■ TASK MATERIAL ■
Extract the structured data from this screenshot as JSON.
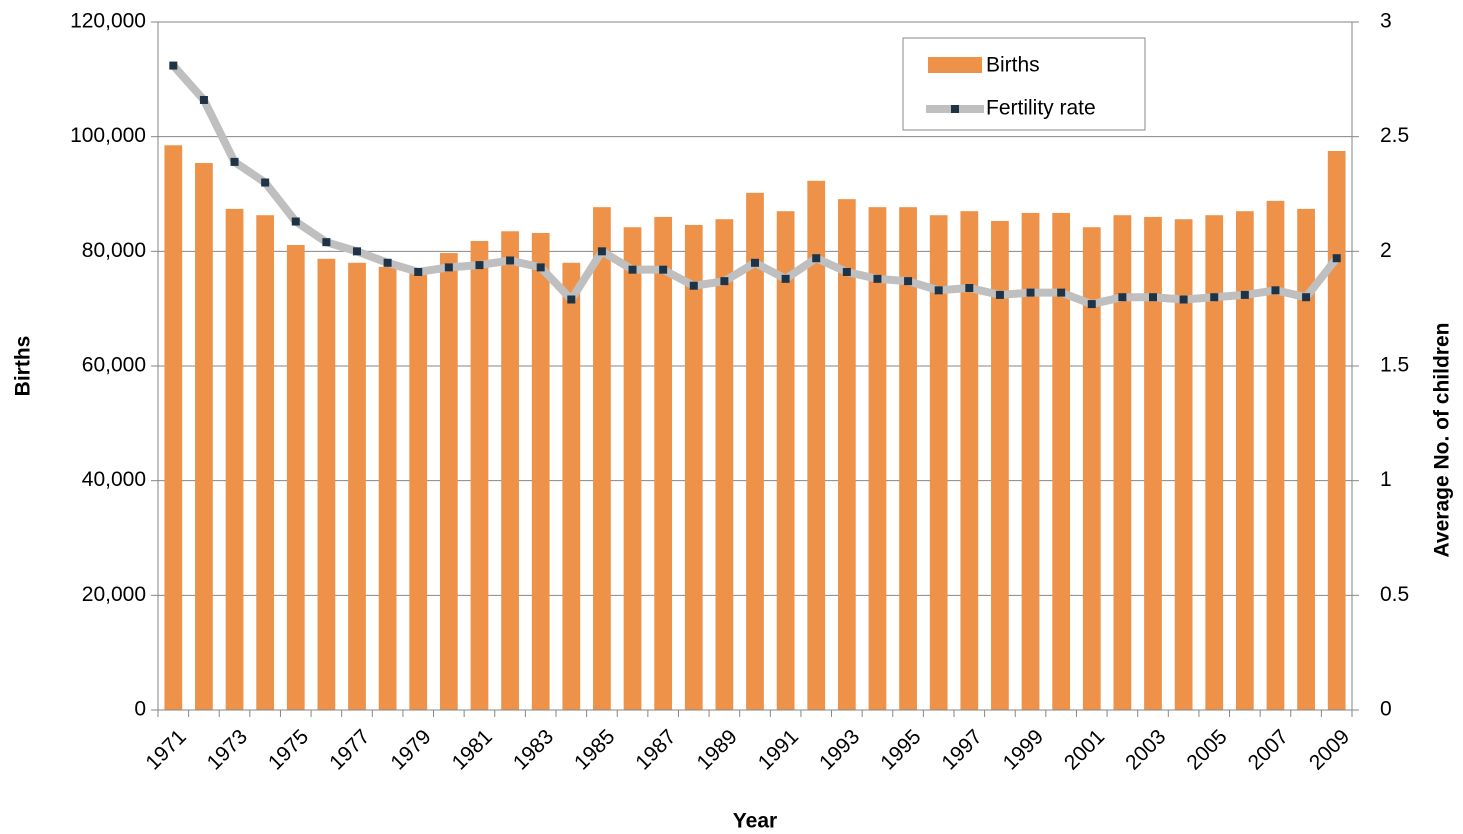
{
  "chart_data": {
    "type": "bar-line",
    "x_label": "Year",
    "y_label": "Births",
    "y2_label": "Average No. of children",
    "categories": [
      "1971",
      null,
      "1973",
      null,
      "1975",
      null,
      "1977",
      null,
      "1979",
      null,
      "1981",
      null,
      "1983",
      null,
      "1985",
      null,
      "1987",
      null,
      "1989",
      null,
      "1991",
      null,
      "1993",
      null,
      "1995",
      null,
      "1997",
      null,
      "1999",
      null,
      "2001",
      null,
      "2003",
      null,
      "2005",
      null,
      "2007",
      null,
      "2009"
    ],
    "series": [
      {
        "name": "Births",
        "type": "bar",
        "color": "#ED9248",
        "values": [
          98500,
          95400,
          87400,
          86300,
          81100,
          78700,
          78000,
          77300,
          76500,
          79700,
          81800,
          83500,
          83200,
          78000,
          87700,
          84200,
          86000,
          84600,
          85600,
          90200,
          87000,
          92300,
          89100,
          87700,
          87700,
          86300,
          87000,
          85300,
          86700,
          86700,
          84200,
          86300,
          86000,
          85600,
          86300,
          87000,
          88800,
          87400,
          97500
        ]
      },
      {
        "name": "Fertility rate",
        "type": "line",
        "axis": "y2",
        "color": "#BFBFBF",
        "marker_color": "#1F3347",
        "values": [
          2.81,
          2.66,
          2.39,
          2.3,
          2.13,
          2.04,
          2.0,
          1.95,
          1.91,
          1.93,
          1.94,
          1.96,
          1.93,
          1.79,
          2.0,
          1.92,
          1.92,
          1.85,
          1.87,
          1.95,
          1.88,
          1.97,
          1.91,
          1.88,
          1.87,
          1.83,
          1.84,
          1.81,
          1.82,
          1.82,
          1.77,
          1.8,
          1.8,
          1.79,
          1.8,
          1.81,
          1.83,
          1.8,
          1.97
        ]
      }
    ],
    "ylim": [
      0,
      120000
    ],
    "yticks": [
      0,
      {
        "value": 20000,
        "label": "20,000"
      },
      {
        "value": 40000,
        "label": "40,000"
      },
      {
        "value": 60000,
        "label": "60,000"
      },
      {
        "value": 80000,
        "label": "80,000"
      },
      {
        "value": 100000,
        "label": "100,000"
      },
      {
        "value": 120000,
        "label": "120,000"
      }
    ],
    "y2lim": [
      0,
      3
    ],
    "y2ticks": [
      0,
      0.5,
      1,
      1.5,
      2,
      2.5,
      3
    ],
    "grid": true,
    "legend": "top-right"
  }
}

■ EXERCISE AIM ■
Copy the records exactly as they appear, excluding images.

■ SOLUTION TO THIS EXERCISE ■
Extract the structured data from this screenshot as JSON.
{
  "chart_data": {
    "type": "bar-line",
    "x_label": "Year",
    "y_label": "Births",
    "y2_label": "Average No. of children",
    "categories": [
      "1971",
      null,
      "1973",
      null,
      "1975",
      null,
      "1977",
      null,
      "1979",
      null,
      "1981",
      null,
      "1983",
      null,
      "1985",
      null,
      "1987",
      null,
      "1989",
      null,
      "1991",
      null,
      "1993",
      null,
      "1995",
      null,
      "1997",
      null,
      "1999",
      null,
      "2001",
      null,
      "2003",
      null,
      "2005",
      null,
      "2007",
      null,
      "2009"
    ],
    "series": [
      {
        "name": "Births",
        "type": "bar",
        "color": "#ED9248",
        "values": [
          98500,
          95400,
          87400,
          86300,
          81100,
          78700,
          78000,
          77300,
          76500,
          79700,
          81800,
          83500,
          83200,
          78000,
          87700,
          84200,
          86000,
          84600,
          85600,
          90200,
          87000,
          92300,
          89100,
          87700,
          87700,
          86300,
          87000,
          85300,
          86700,
          86700,
          84200,
          86300,
          86000,
          85600,
          86300,
          87000,
          88800,
          87400,
          97500
        ]
      },
      {
        "name": "Fertility rate",
        "type": "line",
        "axis": "y2",
        "color": "#BFBFBF",
        "marker_color": "#1F3347",
        "values": [
          2.81,
          2.66,
          2.39,
          2.3,
          2.13,
          2.04,
          2.0,
          1.95,
          1.91,
          1.93,
          1.94,
          1.96,
          1.93,
          1.79,
          2.0,
          1.92,
          1.92,
          1.85,
          1.87,
          1.95,
          1.88,
          1.97,
          1.91,
          1.88,
          1.87,
          1.83,
          1.84,
          1.81,
          1.82,
          1.82,
          1.77,
          1.8,
          1.8,
          1.79,
          1.8,
          1.81,
          1.83,
          1.8,
          1.97
        ]
      }
    ],
    "ylim": [
      0,
      120000
    ],
    "yticks": [
      0,
      {
        "value": 20000,
        "label": "20,000"
      },
      {
        "value": 40000,
        "label": "40,000"
      },
      {
        "value": 60000,
        "label": "60,000"
      },
      {
        "value": 80000,
        "label": "80,000"
      },
      {
        "value": 100000,
        "label": "100,000"
      },
      {
        "value": 120000,
        "label": "120,000"
      }
    ],
    "y2lim": [
      0,
      3
    ],
    "y2ticks": [
      0,
      0.5,
      1,
      1.5,
      2,
      2.5,
      3
    ],
    "grid": true,
    "legend": "top-right"
  }
}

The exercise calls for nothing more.